Rows from a figure dataset:
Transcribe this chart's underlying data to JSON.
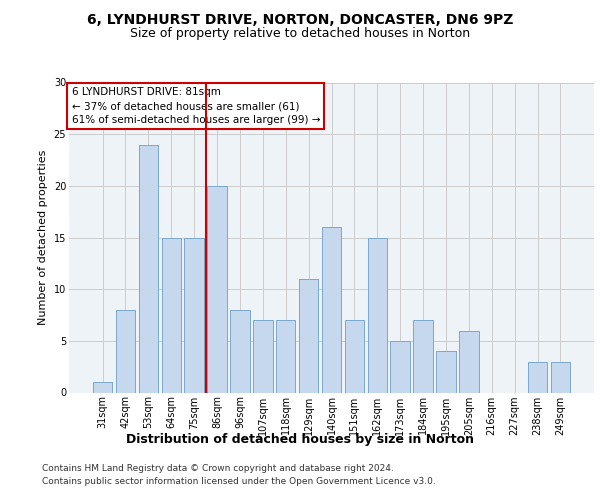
{
  "title1": "6, LYNDHURST DRIVE, NORTON, DONCASTER, DN6 9PZ",
  "title2": "Size of property relative to detached houses in Norton",
  "xlabel": "Distribution of detached houses by size in Norton",
  "ylabel": "Number of detached properties",
  "categories": [
    "31sqm",
    "42sqm",
    "53sqm",
    "64sqm",
    "75sqm",
    "86sqm",
    "96sqm",
    "107sqm",
    "118sqm",
    "129sqm",
    "140sqm",
    "151sqm",
    "162sqm",
    "173sqm",
    "184sqm",
    "195sqm",
    "205sqm",
    "216sqm",
    "227sqm",
    "238sqm",
    "249sqm"
  ],
  "values": [
    1,
    8,
    24,
    15,
    15,
    20,
    8,
    7,
    7,
    11,
    16,
    7,
    15,
    5,
    7,
    4,
    6,
    0,
    0,
    3,
    3
  ],
  "bar_color": "#c5d8ed",
  "bar_edge_color": "#7aa8cc",
  "vline_index": 4.5,
  "vline_color": "#cc0000",
  "annotation_text": "6 LYNDHURST DRIVE: 81sqm\n← 37% of detached houses are smaller (61)\n61% of semi-detached houses are larger (99) →",
  "annotation_box_color": "#cc0000",
  "ylim": [
    0,
    30
  ],
  "yticks": [
    0,
    5,
    10,
    15,
    20,
    25,
    30
  ],
  "grid_color": "#cccccc",
  "background_color": "#eef3f8",
  "footer1": "Contains HM Land Registry data © Crown copyright and database right 2024.",
  "footer2": "Contains public sector information licensed under the Open Government Licence v3.0.",
  "title1_fontsize": 10,
  "title2_fontsize": 9,
  "ylabel_fontsize": 8,
  "xlabel_fontsize": 9,
  "tick_fontsize": 7,
  "annotation_fontsize": 7.5,
  "footer_fontsize": 6.5
}
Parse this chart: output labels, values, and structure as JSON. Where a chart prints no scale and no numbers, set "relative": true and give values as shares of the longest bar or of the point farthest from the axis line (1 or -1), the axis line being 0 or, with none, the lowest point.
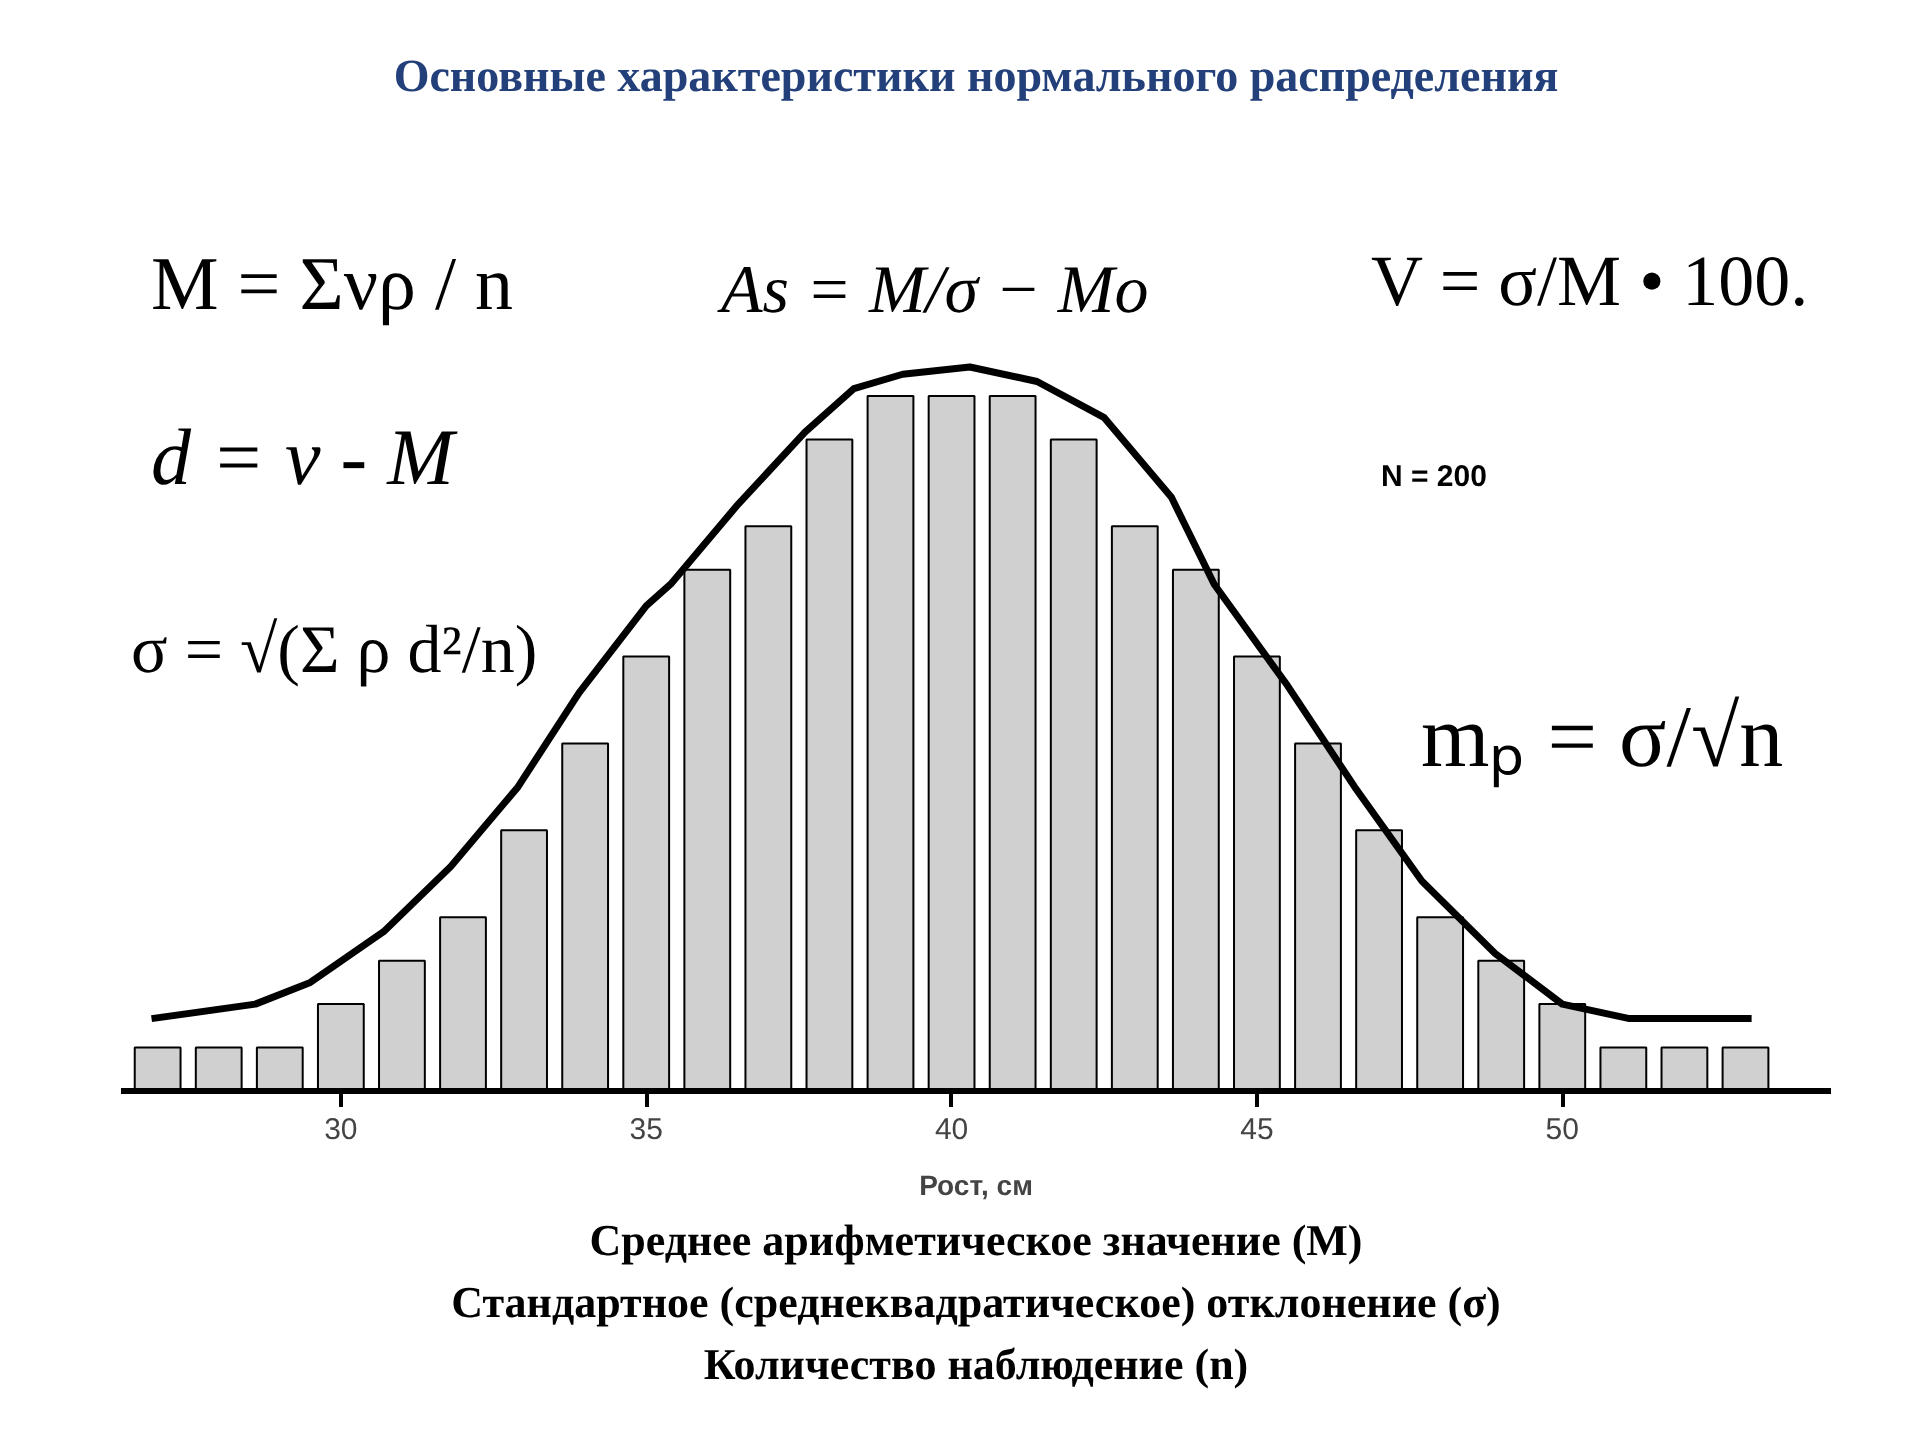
{
  "chart_data": {
    "type": "bar",
    "title": "Основные характеристики нормального распределения",
    "xlabel": "Рост, см",
    "relative": true,
    "x": [
      27,
      28,
      29,
      30,
      31,
      32,
      33,
      34,
      35,
      36,
      37,
      38,
      39,
      40,
      41,
      42,
      43,
      44,
      45,
      46,
      47,
      48,
      49,
      50,
      51,
      52,
      53
    ],
    "series": [
      {
        "color": "#d0d0d0",
        "values": [
          0.06,
          0.06,
          0.06,
          0.12,
          0.18,
          0.24,
          0.36,
          0.48,
          0.6,
          0.72,
          0.78,
          0.9,
          0.96,
          0.96,
          0.96,
          0.9,
          0.78,
          0.72,
          0.6,
          0.48,
          0.36,
          0.24,
          0.18,
          0.12,
          0.06,
          0.06,
          0.06
        ]
      },
      {
        "type": "line",
        "color": "#000000",
        "x": [
          26.9,
          28.6,
          29.5,
          30.7,
          31.8,
          32.9,
          33.9,
          35,
          35.4,
          36.5,
          37.6,
          38.4,
          39.2,
          40.3,
          41.4,
          42.5,
          43.6,
          44.3,
          45.5,
          46.6,
          47.7,
          48.9,
          50,
          51.1,
          53.1
        ],
        "values": [
          0.1,
          0.12,
          0.15,
          0.22,
          0.31,
          0.42,
          0.55,
          0.67,
          0.7,
          0.81,
          0.91,
          0.97,
          0.99,
          1.0,
          0.98,
          0.93,
          0.82,
          0.7,
          0.56,
          0.42,
          0.29,
          0.19,
          0.12,
          0.1,
          0.1
        ]
      }
    ],
    "xlim": [
      26.4,
      54.4
    ],
    "xticks": [
      30,
      35,
      40,
      45,
      50
    ],
    "grid": false,
    "annotations": [
      "M = Σνρ / n",
      "As = M/σ − Mo",
      "V = σ/M • 100.",
      "d = ν - M",
      "σ = √(Σ ρ d²/n)",
      "N = 200",
      "mₚ = σ/√n",
      "Среднее арифметическое значение (M)",
      "Стандартное (среднеквадратическое) отклонение (σ)",
      "Количество наблюдение (n)"
    ]
  }
}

DO THIS:
In the entries above, identify each line that includes the string "JSON", then copy it.

TASK ANSWER:
Transcribe this chart's underlying data to JSON.
Parse this chart: output labels, values, and structure as JSON. Where a chart prints no scale and no numbers, set "relative": true and give values as shares of the longest bar or of the point farthest from the axis line (1 or -1), the axis line being 0 or, with none, the lowest point.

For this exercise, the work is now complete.